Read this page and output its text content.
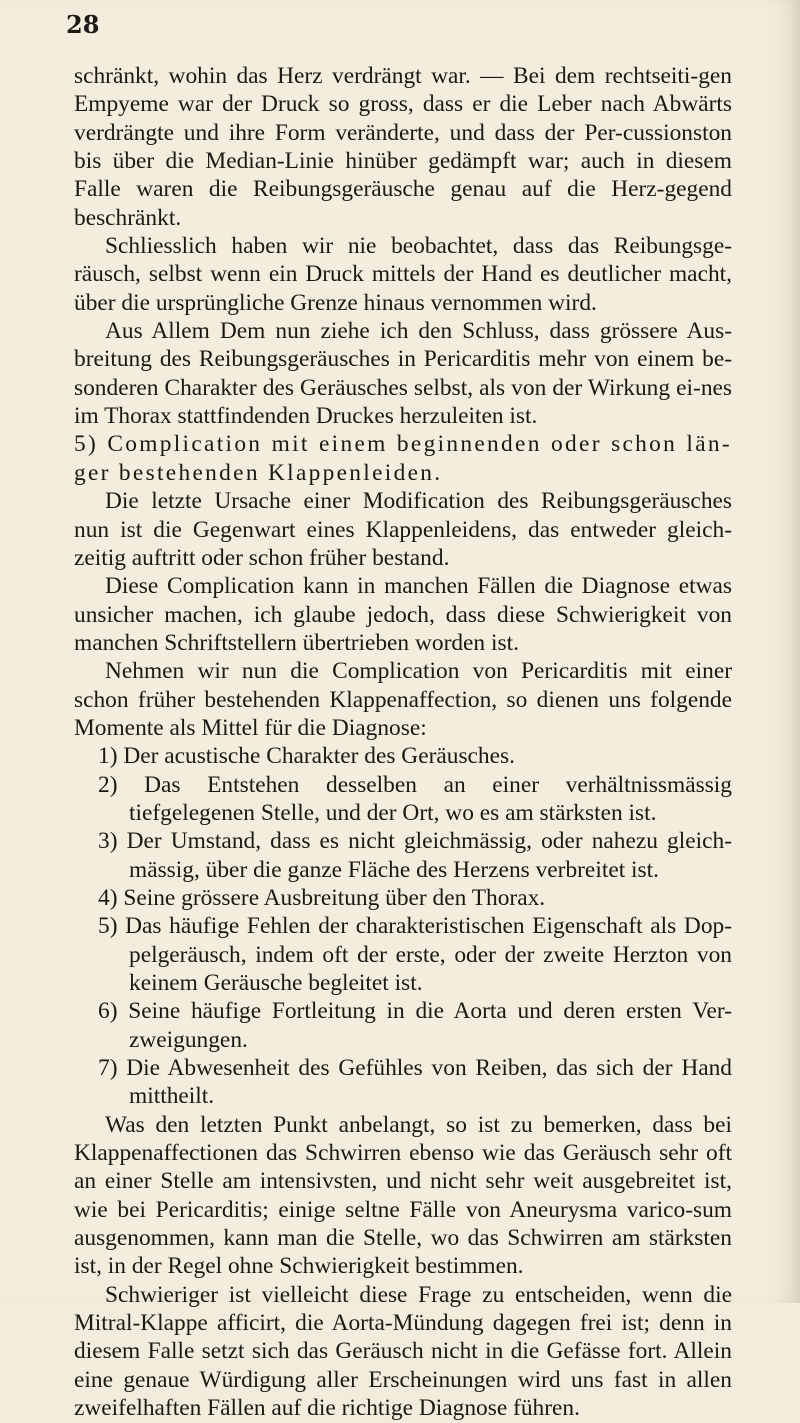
28

schränkt, wohin das Herz verdrängt war. — Bei dem rechtseiti-gen Empyeme war der Druck so gross, dass er die Leber nach Abwärts verdrängte und ihre Form veränderte, und dass der Per-cussionston bis über die Median-Linie hinüber gedämpft war; auch in diesem Falle waren die Reibungsgeräusche genau auf die Herz-gegend beschränkt.

Schliesslich haben wir nie beobachtet, dass das Reibungsge-räusch, selbst wenn ein Druck mittels der Hand es deutlicher macht, über die ursprüngliche Grenze hinaus vernommen wird.

Aus Allem Dem nun ziehe ich den Schluss, dass grössere Aus-breitung des Reibungsgeräusches in Pericarditis mehr von einem be-sonderen Charakter des Geräusches selbst, als von der Wirkung ei-nes im Thorax stattfindenden Druckes herzuleiten ist.

5) Complication mit einem beginnenden oder schon län-ger bestehenden Klappenleiden.

Die letzte Ursache einer Modification des Reibungsgeräusches nun ist die Gegenwart eines Klappenleidens, das entweder gleich-zeitig auftritt oder schon früher bestand.

Diese Complication kann in manchen Fällen die Diagnose etwas unsicher machen, ich glaube jedoch, dass diese Schwierigkeit von manchen Schriftstellern übertrieben worden ist.

Nehmen wir nun die Complication von Pericarditis mit einer schon früher bestehenden Klappenaffection, so dienen uns folgende Momente als Mittel für die Diagnose:

1) Der acustische Charakter des Geräusches.

2) Das Entstehen desselben an einer verhältnissmässig tiefgelegenen Stelle, und der Ort, wo es am stärksten ist.

3) Der Umstand, dass es nicht gleichmässig, oder nahezu gleich-mässig, über die ganze Fläche des Herzens verbreitet ist.

4) Seine grössere Ausbreitung über den Thorax.

5) Das häufige Fehlen der charakteristischen Eigenschaft als Dop-pelgeräusch, indem oft der erste, oder der zweite Herzton von keinem Geräusche begleitet ist.

6) Seine häufige Fortleitung in die Aorta und deren ersten Ver-zweigungen.

7) Die Abwesenheit des Gefühles von Reiben, das sich der Hand mittheilt.

Was den letzten Punkt anbelangt, so ist zu bemerken, dass bei Klappenaffectionen das Schwirren ebenso wie das Geräusch sehr oft an einer Stelle am intensivsten, und nicht sehr weit ausgebreitet ist, wie bei Pericarditis; einige seltne Fälle von Aneurysma varico-sum ausgenommen, kann man die Stelle, wo das Schwirren am stärksten ist, in der Regel ohne Schwierigkeit bestimmen.

Schwieriger ist vielleicht diese Frage zu entscheiden, wenn die Mitral-Klappe afficirt, die Aorta-Mündung dagegen frei ist; denn in diesem Falle setzt sich das Geräusch nicht in die Gefässe fort. Allein eine genaue Würdigung aller Erscheinungen wird uns fast in allen zweifelhaften Fällen auf die richtige Diagnose führen.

PROBLEM TO WORK ON. The records need to be restated word for word, minus any images.

ANSWER TO THIS EXERCISE.
Read this page and output its text content.
28

schränkt, wohin das Herz verdrängt war. — Bei dem rechtseiti-gen Empyeme war der Druck so gross, dass er die Leber nach Abwärts verdrängte und ihre Form veränderte, und dass der Per-cussionston bis über die Median-Linie hinüber gedämpft war; auch in diesem Falle waren die Reibungsgeräusche genau auf die Herz-gegend beschränkt.

Schliesslich haben wir nie beobachtet, dass das Reibungsge-räusch, selbst wenn ein Druck mittels der Hand es deutlicher macht, über die ursprüngliche Grenze hinaus vernommen wird.

Aus Allem Dem nun ziehe ich den Schluss, dass grössere Aus-breitung des Reibungsgeräusches in Pericarditis mehr von einem be-sonderen Charakter des Geräusches selbst, als von der Wirkung ei-nes im Thorax stattfindenden Druckes herzuleiten ist.

5) Complication mit einem beginnenden oder schon län-ger bestehenden Klappenleiden.

Die letzte Ursache einer Modification des Reibungsgeräusches nun ist die Gegenwart eines Klappenleidens, das entweder gleich-zeitig auftritt oder schon früher bestand.

Diese Complication kann in manchen Fällen die Diagnose etwas unsicher machen, ich glaube jedoch, dass diese Schwierigkeit von manchen Schriftstellern übertrieben worden ist.

Nehmen wir nun die Complication von Pericarditis mit einer schon früher bestehenden Klappenaffection, so dienen uns folgende Momente als Mittel für die Diagnose:

1) Der acustische Charakter des Geräusches.

2) Das Entstehen desselben an einer verhältnissmässig tiefgelegenen Stelle, und der Ort, wo es am stärksten ist.

3) Der Umstand, dass es nicht gleichmässig, oder nahezu gleich-mässig, über die ganze Fläche des Herzens verbreitet ist.

4) Seine grössere Ausbreitung über den Thorax.

5) Das häufige Fehlen der charakteristischen Eigenschaft als Dop-pelgeräusch, indem oft der erste, oder der zweite Herzton von keinem Geräusche begleitet ist.

6) Seine häufige Fortleitung in die Aorta und deren ersten Ver-zweigungen.

7) Die Abwesenheit des Gefühles von Reiben, das sich der Hand mittheilt.

Was den letzten Punkt anbelangt, so ist zu bemerken, dass bei Klappenaffectionen das Schwirren ebenso wie das Geräusch sehr oft an einer Stelle am intensivsten, und nicht sehr weit ausgebreitet ist, wie bei Pericarditis; einige seltne Fälle von Aneurysma varico-sum ausgenommen, kann man die Stelle, wo das Schwirren am stärksten ist, in der Regel ohne Schwierigkeit bestimmen.

Schwieriger ist vielleicht diese Frage zu entscheiden, wenn die Mitral-Klappe afficirt, die Aorta-Mündung dagegen frei ist; denn in diesem Falle setzt sich das Geräusch nicht in die Gefässe fort. Allein eine genaue Würdigung aller Erscheinungen wird uns fast in allen zweifelhaften Fällen auf die richtige Diagnose führen.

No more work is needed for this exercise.